• Records supplied
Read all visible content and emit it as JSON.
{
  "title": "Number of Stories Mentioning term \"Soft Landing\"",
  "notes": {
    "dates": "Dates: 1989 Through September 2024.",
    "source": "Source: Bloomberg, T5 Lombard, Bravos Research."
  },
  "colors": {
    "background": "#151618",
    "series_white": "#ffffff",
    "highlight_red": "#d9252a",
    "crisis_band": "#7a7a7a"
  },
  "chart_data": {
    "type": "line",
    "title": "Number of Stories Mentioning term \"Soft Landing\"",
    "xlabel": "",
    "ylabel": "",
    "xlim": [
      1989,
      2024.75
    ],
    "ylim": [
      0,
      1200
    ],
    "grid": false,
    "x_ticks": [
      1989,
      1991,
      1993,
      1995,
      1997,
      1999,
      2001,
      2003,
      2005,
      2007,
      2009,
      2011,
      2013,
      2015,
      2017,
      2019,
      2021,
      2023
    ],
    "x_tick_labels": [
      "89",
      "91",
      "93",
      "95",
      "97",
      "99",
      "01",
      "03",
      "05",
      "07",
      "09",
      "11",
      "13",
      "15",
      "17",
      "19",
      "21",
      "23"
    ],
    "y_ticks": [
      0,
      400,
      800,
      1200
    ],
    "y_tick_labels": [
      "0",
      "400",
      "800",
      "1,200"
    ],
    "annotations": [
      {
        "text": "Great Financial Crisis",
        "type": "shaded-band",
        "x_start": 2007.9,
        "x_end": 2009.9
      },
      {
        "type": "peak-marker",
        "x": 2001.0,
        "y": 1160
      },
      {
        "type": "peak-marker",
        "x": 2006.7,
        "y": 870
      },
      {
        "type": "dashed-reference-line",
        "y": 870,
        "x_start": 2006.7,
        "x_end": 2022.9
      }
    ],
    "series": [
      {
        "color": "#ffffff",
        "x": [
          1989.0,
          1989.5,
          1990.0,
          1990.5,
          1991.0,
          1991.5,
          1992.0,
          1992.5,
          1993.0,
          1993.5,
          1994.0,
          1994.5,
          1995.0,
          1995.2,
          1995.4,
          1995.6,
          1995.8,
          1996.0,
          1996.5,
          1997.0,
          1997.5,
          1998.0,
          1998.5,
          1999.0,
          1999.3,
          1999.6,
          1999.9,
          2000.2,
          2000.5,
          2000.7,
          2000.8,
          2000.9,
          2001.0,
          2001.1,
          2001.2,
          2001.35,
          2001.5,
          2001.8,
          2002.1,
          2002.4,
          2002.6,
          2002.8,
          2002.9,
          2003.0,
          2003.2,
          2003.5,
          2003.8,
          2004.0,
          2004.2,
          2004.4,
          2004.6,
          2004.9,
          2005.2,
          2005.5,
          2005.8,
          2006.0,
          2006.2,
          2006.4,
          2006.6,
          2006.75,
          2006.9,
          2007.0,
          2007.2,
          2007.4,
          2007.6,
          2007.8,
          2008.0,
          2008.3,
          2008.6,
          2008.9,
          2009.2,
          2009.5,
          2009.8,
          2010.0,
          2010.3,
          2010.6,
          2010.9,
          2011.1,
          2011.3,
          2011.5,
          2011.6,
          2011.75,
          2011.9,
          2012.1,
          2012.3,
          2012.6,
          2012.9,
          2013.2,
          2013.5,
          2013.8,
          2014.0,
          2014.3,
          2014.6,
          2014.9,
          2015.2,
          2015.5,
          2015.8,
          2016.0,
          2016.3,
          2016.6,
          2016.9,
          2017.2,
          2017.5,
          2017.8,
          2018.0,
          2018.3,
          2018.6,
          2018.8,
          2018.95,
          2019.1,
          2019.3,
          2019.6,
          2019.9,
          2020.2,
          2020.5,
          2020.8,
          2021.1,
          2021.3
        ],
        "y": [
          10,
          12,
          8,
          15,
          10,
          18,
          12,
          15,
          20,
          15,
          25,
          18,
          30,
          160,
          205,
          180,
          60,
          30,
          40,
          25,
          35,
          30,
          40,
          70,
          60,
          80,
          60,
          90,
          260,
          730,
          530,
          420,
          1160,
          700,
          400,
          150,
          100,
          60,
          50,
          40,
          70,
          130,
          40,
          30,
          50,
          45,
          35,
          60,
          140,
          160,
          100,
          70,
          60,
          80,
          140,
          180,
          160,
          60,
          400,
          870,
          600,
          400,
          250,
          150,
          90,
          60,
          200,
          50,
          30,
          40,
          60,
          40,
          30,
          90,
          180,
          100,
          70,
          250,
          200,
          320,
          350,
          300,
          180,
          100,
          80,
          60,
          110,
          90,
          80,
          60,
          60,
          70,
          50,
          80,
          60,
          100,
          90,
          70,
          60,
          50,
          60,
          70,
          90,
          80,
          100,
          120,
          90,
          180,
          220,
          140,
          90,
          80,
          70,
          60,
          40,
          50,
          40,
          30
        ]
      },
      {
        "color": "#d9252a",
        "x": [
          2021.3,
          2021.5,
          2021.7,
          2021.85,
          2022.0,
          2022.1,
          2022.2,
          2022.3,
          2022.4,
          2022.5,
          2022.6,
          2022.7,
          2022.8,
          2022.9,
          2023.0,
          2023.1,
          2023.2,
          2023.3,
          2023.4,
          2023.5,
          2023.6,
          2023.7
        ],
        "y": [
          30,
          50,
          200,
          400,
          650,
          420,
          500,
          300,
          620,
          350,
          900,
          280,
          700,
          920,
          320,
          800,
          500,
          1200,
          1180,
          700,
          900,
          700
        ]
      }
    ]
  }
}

• The problem
Filter the entries above down to the lines containing the word "title".

• Exercise result
  "title": "Number of Stories Mentioning term \"Soft Landing\"",
    "title": "Number of Stories Mentioning term \"Soft Landing\"",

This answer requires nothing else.